_Exercise objective_
Gather every line that includes the word "data", please.

_Record excerpts_
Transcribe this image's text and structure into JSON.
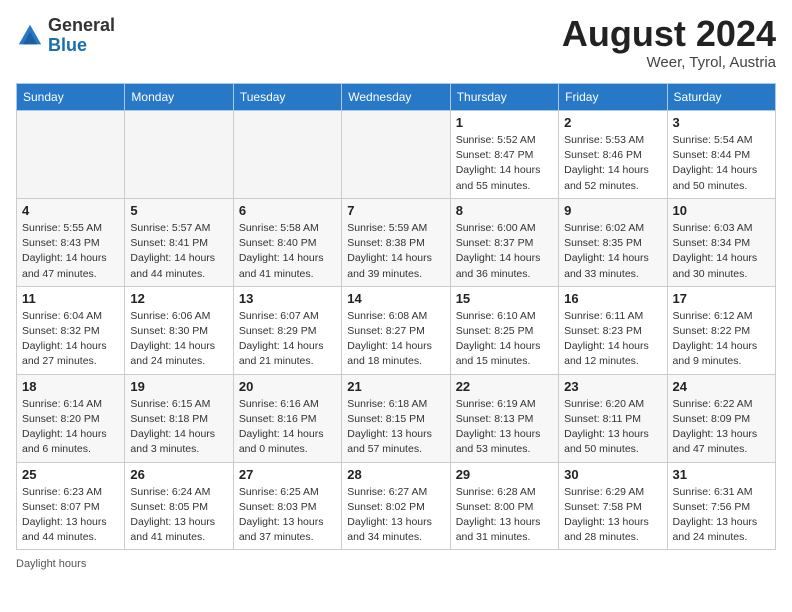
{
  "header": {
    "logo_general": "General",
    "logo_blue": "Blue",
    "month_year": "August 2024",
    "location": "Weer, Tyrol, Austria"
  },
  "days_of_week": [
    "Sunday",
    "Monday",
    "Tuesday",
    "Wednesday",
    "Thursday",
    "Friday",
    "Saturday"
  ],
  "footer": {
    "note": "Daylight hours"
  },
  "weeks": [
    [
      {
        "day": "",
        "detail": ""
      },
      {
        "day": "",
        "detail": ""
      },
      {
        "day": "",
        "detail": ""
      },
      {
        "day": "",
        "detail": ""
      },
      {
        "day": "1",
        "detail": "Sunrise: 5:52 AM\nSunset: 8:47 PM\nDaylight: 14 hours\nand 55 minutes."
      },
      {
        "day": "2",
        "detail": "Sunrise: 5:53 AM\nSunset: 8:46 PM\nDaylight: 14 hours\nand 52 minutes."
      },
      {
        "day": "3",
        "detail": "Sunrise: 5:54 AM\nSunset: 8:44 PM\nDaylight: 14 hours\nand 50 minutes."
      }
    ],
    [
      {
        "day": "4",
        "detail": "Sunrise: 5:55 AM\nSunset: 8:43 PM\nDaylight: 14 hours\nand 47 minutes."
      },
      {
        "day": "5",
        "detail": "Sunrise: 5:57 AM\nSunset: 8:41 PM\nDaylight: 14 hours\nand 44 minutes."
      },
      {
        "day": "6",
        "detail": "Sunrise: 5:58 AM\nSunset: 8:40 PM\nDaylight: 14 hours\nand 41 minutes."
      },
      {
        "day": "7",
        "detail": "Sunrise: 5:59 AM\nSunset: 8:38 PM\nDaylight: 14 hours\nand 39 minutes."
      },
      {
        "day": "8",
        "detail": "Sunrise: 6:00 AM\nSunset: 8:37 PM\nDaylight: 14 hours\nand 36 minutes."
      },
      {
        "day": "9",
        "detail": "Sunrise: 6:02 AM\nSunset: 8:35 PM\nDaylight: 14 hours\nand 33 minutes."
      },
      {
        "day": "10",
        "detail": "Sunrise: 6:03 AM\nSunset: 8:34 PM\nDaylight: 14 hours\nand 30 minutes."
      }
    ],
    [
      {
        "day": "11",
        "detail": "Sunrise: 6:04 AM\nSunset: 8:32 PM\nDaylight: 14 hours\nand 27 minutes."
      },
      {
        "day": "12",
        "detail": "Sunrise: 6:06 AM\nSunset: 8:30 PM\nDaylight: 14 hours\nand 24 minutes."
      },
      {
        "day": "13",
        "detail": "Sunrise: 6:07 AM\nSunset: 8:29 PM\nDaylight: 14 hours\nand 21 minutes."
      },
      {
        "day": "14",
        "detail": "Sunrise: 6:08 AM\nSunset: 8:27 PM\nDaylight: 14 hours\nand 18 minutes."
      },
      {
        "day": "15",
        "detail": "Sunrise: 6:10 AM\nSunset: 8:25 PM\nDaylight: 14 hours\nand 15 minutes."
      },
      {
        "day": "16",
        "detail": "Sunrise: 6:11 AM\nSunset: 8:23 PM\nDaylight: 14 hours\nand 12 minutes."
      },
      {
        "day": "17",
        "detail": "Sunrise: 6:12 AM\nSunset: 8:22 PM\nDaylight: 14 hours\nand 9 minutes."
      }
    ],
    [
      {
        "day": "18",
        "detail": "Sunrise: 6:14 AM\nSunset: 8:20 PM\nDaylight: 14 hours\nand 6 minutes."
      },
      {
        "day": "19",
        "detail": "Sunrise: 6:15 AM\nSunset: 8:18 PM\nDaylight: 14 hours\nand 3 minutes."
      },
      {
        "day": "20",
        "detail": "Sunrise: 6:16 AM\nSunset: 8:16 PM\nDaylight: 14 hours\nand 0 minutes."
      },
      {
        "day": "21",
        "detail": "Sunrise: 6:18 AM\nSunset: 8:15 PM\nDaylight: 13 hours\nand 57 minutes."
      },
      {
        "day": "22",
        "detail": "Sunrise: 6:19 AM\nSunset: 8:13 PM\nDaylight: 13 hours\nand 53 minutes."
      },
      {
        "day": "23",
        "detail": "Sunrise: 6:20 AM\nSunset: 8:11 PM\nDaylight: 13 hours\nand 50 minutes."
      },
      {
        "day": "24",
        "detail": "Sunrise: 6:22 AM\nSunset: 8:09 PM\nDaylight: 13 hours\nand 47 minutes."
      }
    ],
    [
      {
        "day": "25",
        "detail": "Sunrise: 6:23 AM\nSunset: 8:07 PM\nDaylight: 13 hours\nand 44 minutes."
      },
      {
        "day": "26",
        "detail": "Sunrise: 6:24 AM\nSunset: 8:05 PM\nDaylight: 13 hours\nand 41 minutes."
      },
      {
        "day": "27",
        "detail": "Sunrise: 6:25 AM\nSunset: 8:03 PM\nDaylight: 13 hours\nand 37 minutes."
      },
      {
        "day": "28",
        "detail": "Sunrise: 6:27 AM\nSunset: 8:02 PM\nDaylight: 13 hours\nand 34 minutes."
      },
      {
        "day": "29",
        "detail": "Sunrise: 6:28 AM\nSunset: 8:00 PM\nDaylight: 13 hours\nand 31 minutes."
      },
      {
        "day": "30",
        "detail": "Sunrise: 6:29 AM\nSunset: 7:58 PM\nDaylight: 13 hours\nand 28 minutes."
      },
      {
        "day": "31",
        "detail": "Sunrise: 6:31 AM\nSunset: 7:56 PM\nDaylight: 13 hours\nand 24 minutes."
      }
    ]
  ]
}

...

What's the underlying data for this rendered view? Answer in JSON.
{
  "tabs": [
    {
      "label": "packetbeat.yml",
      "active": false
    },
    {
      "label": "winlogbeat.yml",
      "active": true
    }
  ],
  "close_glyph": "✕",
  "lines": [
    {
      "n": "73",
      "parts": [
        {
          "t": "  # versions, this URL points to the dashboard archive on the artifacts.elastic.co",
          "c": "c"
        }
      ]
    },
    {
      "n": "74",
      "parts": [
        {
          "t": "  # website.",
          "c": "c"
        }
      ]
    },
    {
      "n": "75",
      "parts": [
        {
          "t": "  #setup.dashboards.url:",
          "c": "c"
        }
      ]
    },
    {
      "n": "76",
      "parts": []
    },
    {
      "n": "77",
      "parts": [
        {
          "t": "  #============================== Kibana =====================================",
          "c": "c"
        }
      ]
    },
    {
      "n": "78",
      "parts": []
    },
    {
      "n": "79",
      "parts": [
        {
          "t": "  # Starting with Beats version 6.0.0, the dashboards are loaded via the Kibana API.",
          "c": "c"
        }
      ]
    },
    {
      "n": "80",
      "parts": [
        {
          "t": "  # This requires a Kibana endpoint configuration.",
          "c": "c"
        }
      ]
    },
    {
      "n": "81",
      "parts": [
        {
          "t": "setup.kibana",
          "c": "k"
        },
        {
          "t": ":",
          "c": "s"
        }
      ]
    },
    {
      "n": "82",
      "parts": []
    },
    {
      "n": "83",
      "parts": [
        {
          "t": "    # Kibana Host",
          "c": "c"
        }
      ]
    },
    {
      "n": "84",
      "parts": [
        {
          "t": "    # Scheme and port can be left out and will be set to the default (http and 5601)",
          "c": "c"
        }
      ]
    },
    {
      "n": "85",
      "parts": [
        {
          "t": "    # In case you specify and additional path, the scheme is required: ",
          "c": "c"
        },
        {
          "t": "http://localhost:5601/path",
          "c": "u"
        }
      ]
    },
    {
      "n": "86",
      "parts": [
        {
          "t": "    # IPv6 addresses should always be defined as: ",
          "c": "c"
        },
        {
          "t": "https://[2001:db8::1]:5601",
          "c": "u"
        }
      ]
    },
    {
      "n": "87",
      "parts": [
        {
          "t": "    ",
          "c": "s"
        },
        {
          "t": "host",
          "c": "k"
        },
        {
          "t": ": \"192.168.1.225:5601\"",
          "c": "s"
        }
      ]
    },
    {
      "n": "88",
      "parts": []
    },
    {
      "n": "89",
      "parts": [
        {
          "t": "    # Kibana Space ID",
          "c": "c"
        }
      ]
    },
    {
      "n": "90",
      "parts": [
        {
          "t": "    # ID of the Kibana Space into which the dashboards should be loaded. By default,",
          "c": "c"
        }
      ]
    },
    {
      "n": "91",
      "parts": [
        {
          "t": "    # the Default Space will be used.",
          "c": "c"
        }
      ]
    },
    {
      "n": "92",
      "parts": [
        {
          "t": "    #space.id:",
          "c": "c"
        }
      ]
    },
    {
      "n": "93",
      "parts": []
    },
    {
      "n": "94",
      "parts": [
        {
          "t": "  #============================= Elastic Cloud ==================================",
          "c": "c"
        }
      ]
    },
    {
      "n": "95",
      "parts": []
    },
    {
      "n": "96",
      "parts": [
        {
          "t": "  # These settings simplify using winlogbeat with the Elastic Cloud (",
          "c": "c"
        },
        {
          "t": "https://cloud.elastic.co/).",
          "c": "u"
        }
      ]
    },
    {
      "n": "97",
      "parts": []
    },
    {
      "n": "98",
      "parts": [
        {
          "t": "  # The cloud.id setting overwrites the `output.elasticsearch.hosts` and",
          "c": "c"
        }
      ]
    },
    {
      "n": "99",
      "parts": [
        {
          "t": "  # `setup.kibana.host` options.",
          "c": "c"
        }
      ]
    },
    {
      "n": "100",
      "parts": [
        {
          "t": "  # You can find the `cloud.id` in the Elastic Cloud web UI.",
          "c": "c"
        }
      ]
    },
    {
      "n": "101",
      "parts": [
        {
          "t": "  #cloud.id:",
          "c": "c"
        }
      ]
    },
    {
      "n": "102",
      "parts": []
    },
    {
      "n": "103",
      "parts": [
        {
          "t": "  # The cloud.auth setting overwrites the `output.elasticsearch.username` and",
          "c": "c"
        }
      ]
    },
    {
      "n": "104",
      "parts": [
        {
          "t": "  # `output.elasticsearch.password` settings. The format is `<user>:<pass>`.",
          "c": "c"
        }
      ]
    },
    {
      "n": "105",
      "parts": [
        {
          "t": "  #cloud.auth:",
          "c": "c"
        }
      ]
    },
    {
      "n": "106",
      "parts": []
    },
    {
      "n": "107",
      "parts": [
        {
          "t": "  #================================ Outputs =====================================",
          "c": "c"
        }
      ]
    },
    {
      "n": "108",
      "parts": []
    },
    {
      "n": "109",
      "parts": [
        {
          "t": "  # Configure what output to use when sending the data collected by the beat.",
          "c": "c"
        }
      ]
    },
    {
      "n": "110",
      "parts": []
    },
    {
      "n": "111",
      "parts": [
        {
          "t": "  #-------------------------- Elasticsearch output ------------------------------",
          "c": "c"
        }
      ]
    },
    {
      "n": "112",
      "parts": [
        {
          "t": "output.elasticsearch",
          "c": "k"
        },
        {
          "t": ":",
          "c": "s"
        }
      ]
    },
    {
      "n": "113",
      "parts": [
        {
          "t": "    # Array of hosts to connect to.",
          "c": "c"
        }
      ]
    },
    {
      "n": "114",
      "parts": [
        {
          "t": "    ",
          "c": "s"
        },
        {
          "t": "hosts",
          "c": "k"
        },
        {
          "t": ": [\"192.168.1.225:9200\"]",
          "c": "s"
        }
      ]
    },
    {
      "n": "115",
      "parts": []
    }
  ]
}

_Exercise solution_
What's the underlying data for this rendered view? Answer in JSON.
          "t": "  # Configure what output to use when sending the data collected by the beat.",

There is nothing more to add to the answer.